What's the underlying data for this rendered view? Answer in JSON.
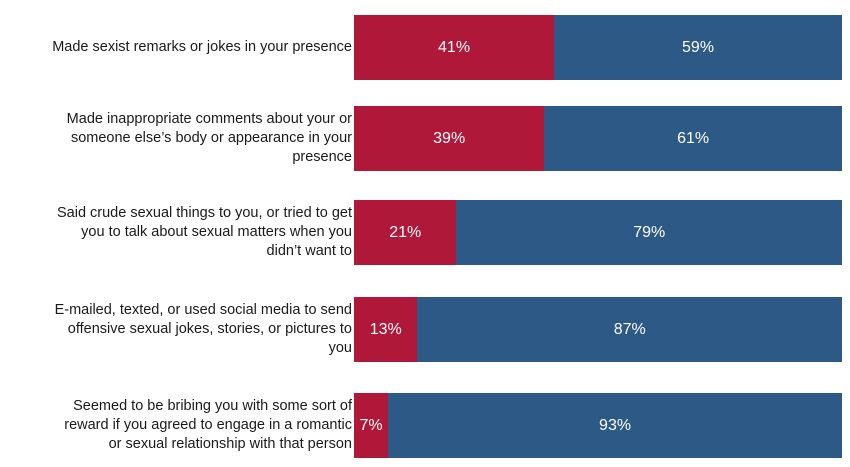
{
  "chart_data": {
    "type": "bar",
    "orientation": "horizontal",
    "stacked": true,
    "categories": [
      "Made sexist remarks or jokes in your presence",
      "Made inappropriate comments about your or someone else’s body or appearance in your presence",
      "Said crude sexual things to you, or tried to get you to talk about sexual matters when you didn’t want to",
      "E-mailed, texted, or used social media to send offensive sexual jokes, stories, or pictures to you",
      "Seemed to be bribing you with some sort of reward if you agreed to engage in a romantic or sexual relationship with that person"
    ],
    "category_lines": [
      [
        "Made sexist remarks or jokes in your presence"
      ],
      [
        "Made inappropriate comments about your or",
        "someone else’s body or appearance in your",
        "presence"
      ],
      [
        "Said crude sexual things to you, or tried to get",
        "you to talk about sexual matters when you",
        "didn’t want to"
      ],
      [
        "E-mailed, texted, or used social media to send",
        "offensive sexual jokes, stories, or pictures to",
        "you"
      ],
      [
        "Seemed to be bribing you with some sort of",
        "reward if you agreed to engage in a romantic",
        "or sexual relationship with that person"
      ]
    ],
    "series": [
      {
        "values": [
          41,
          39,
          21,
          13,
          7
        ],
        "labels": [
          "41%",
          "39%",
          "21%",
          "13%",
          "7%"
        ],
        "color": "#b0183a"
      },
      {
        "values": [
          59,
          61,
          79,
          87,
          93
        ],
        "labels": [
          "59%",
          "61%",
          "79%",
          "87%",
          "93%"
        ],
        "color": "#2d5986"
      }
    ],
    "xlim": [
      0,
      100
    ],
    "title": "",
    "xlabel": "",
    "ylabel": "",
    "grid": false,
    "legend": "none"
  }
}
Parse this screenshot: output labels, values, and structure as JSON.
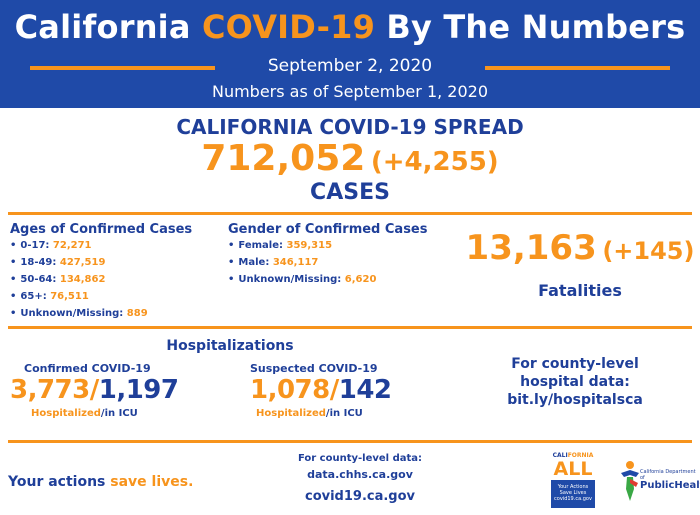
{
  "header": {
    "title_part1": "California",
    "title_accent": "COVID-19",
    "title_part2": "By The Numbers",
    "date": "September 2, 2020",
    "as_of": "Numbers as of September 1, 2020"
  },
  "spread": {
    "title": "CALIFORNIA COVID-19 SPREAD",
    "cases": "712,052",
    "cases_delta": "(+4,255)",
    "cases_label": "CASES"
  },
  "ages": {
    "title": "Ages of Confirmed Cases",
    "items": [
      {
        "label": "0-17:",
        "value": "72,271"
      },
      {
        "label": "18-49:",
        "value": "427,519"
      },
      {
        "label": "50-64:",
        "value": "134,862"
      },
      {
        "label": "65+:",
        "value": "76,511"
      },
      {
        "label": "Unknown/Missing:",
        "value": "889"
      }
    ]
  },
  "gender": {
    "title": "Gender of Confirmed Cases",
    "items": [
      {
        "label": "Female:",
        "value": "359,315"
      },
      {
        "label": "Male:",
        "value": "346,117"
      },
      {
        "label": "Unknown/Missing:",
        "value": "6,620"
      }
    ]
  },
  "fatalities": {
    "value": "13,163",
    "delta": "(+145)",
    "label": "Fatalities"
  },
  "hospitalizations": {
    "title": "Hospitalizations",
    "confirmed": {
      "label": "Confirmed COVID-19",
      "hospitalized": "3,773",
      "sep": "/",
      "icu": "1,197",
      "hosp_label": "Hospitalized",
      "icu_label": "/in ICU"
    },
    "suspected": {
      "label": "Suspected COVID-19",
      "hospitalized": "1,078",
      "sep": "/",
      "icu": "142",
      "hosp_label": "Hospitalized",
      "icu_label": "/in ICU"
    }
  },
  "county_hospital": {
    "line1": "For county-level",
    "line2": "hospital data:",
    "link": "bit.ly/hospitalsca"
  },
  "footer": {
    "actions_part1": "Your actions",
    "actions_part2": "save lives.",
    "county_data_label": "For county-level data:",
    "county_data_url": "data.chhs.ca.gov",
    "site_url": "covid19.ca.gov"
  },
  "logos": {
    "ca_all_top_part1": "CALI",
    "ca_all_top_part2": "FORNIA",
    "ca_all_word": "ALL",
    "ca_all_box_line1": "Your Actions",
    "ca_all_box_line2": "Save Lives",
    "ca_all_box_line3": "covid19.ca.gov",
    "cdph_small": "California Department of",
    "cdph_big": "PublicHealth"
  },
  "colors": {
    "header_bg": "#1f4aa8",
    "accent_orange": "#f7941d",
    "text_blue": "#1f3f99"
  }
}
--
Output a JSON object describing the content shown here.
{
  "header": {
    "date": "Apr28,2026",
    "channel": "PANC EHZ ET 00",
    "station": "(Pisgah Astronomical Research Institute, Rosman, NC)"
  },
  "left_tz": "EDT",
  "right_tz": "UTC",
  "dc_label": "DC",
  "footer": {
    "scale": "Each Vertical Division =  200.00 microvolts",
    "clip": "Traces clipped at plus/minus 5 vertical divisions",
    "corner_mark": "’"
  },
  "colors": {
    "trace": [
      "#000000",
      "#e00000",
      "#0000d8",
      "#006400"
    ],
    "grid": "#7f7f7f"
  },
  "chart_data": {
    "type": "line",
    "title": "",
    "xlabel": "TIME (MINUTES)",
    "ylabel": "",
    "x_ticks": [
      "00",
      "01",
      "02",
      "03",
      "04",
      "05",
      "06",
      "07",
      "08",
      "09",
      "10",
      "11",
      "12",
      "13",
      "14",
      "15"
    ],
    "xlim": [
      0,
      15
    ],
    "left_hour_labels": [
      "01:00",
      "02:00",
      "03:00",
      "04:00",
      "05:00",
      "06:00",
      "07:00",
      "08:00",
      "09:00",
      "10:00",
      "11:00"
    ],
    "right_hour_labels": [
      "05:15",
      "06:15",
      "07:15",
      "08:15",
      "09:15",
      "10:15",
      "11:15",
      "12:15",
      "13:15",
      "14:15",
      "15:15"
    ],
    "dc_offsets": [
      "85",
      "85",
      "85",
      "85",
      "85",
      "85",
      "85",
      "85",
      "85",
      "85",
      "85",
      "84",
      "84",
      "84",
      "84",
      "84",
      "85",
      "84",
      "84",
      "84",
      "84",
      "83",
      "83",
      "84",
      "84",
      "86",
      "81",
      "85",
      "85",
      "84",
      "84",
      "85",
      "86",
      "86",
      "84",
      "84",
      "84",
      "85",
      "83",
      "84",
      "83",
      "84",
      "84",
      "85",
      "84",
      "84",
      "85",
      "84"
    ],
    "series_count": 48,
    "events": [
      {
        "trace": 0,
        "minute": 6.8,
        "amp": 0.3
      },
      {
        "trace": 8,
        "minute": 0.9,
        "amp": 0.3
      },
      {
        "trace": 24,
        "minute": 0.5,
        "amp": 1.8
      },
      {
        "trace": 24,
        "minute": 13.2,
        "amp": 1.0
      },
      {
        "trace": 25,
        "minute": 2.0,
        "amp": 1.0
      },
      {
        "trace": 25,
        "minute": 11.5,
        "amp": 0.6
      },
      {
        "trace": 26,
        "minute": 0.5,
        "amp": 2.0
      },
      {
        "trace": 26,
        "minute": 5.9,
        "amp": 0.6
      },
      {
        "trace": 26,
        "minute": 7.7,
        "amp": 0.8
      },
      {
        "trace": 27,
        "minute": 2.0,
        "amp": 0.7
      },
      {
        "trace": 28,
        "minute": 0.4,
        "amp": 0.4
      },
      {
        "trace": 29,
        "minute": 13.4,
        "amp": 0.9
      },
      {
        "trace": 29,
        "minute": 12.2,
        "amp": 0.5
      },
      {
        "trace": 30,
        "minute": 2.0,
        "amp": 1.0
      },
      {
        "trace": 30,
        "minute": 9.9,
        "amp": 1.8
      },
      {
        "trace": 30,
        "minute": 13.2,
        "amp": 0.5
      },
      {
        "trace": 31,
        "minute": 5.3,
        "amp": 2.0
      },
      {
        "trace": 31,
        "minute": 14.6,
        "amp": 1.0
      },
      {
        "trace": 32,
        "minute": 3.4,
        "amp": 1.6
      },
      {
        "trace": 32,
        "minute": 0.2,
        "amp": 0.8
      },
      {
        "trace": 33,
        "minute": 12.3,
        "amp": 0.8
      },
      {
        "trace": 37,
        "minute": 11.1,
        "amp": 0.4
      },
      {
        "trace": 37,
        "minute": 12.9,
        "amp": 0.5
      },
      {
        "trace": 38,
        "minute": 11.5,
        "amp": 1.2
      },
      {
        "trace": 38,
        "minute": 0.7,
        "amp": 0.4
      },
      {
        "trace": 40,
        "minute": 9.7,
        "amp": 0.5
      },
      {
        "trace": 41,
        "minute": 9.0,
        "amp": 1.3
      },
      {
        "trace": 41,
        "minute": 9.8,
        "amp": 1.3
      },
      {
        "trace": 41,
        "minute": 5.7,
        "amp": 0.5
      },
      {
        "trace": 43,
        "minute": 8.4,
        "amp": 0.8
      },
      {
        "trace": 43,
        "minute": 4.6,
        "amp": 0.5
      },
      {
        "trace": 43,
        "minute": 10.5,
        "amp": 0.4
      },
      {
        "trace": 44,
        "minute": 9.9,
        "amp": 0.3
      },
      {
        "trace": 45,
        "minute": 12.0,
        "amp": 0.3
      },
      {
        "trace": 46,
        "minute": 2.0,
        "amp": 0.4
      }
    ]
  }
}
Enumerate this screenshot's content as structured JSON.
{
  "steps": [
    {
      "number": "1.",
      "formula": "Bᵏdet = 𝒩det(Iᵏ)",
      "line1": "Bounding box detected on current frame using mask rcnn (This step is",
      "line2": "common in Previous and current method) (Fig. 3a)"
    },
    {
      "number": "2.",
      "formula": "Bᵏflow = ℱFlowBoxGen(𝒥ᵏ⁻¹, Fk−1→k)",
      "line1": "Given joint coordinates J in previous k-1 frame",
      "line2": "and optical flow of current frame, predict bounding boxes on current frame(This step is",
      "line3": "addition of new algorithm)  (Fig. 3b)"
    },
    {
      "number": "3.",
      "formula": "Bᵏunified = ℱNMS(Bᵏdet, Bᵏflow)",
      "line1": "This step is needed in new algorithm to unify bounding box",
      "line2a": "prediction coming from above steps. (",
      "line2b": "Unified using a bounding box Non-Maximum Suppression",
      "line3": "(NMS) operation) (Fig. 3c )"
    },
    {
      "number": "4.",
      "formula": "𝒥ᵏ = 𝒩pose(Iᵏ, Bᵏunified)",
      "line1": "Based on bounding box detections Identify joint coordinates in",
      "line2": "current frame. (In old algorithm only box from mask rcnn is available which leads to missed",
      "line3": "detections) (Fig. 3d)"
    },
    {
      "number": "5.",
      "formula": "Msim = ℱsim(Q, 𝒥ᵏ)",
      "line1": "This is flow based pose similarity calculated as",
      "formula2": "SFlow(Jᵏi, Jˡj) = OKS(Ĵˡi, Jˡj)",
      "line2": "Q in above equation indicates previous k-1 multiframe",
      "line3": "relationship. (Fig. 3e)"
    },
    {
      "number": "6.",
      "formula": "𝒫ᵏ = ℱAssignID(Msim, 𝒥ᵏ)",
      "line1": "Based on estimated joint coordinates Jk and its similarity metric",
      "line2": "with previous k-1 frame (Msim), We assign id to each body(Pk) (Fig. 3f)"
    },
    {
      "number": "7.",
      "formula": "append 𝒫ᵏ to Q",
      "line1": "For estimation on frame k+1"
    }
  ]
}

Goal of the exercise
Looking at the data above, how many lines hold the word "when"? Respond with the number alone.

Final answer
2